TO DO →
Gather up the lines that contain "What".
>> Start DATA SECTION
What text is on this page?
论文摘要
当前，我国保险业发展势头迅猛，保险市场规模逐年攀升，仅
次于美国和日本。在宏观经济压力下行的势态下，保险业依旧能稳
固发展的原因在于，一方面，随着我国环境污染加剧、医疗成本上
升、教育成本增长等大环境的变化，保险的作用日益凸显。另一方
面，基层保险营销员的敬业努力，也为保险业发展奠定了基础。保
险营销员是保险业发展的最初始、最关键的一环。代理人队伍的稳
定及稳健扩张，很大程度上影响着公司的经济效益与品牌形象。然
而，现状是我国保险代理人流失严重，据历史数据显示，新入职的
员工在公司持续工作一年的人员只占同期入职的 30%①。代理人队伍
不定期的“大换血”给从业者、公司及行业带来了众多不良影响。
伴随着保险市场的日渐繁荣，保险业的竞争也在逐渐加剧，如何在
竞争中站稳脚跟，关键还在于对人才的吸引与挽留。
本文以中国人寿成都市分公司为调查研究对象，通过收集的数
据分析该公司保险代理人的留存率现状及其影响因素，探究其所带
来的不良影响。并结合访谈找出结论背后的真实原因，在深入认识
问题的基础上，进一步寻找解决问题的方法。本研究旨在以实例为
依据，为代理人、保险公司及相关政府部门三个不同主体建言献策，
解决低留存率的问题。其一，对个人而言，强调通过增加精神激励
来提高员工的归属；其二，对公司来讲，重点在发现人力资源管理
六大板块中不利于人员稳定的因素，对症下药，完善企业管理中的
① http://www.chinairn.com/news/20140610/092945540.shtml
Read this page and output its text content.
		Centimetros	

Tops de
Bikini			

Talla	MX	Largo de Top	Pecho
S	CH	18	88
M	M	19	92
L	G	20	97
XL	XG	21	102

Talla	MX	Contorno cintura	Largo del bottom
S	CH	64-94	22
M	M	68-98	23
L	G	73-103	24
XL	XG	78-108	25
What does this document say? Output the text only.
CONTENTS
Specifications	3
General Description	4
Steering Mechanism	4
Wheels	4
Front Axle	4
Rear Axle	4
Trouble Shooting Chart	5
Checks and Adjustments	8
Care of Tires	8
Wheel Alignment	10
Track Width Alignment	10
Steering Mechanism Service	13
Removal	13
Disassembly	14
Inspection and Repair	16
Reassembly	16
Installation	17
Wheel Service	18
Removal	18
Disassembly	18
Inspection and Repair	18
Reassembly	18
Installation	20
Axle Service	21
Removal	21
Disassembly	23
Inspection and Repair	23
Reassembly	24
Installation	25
>> End DATA SECTION
RESULT FOR THIS EXERCISE →
What text is on this page?
What does this document say? Output the text only.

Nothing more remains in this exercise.